▶ _Written exercise_: Pull out every line of the listing below where "dentro" appears.

▶ _Extracted material_:
══════
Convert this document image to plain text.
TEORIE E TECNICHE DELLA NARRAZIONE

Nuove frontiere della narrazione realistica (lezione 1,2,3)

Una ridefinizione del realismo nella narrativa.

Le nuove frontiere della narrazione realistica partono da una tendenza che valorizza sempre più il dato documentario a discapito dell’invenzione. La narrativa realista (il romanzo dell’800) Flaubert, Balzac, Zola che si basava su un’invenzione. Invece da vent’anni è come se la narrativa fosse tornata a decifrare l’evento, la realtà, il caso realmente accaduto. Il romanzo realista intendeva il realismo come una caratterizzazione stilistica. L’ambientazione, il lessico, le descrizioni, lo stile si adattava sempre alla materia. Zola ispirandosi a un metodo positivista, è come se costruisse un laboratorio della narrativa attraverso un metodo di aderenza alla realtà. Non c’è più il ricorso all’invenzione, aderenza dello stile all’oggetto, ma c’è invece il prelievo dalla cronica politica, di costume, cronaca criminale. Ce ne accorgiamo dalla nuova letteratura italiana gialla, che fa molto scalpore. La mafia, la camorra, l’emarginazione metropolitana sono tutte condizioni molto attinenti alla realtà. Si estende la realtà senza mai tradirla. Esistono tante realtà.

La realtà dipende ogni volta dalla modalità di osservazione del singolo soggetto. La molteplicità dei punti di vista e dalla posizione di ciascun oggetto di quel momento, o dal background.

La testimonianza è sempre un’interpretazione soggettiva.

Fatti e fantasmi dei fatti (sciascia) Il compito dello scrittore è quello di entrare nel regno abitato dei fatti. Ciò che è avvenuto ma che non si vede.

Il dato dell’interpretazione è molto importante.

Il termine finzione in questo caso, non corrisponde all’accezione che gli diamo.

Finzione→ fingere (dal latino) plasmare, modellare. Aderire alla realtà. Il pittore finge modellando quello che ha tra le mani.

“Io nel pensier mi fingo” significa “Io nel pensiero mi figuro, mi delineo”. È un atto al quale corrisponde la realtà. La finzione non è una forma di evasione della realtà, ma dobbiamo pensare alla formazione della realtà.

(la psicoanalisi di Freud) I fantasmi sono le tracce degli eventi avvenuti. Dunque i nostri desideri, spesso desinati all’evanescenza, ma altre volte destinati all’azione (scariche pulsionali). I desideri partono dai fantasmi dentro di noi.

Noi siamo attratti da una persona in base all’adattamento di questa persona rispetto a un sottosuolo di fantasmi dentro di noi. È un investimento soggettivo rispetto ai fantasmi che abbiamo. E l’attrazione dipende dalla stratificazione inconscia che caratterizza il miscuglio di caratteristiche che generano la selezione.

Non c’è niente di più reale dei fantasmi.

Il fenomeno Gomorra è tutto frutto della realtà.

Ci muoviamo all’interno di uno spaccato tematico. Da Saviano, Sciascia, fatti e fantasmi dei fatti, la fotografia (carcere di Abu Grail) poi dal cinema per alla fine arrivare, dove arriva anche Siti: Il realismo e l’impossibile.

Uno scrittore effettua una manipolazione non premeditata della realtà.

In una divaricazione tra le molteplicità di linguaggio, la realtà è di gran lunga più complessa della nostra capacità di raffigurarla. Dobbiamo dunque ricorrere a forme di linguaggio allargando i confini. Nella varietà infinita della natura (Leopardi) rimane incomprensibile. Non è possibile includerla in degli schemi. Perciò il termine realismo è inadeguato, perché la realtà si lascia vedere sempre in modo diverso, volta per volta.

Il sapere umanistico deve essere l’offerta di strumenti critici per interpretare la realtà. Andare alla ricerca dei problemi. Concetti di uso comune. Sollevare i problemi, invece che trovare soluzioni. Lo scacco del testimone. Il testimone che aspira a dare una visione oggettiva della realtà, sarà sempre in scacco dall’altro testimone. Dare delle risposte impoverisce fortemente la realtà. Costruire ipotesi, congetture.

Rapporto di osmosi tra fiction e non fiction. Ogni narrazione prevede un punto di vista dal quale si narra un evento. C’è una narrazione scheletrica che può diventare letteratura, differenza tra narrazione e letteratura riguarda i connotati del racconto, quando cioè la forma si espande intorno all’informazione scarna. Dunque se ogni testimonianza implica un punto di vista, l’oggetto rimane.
══════
▶ _Result for this exercise_:
(la psicoanalisi di Freud) I fantasmi sono le tracce degli eventi avvenuti. Dunque i nostri desideri, spesso desinati all’evanescenza, ma altre volte destinati all’azione (scariche pulsionali). I desideri partono dai fantasmi dentro di noi.
Noi siamo attratti da una persona in base all’adattamento di questa persona rispetto a un sottosuolo di fantasmi dentro di noi. È un investimento soggettivo rispetto ai fantasmi che abbiamo. E l’attrazione dipende dalla stratificazione inconscia che caratterizza il miscuglio di caratteristiche che generano la selezione.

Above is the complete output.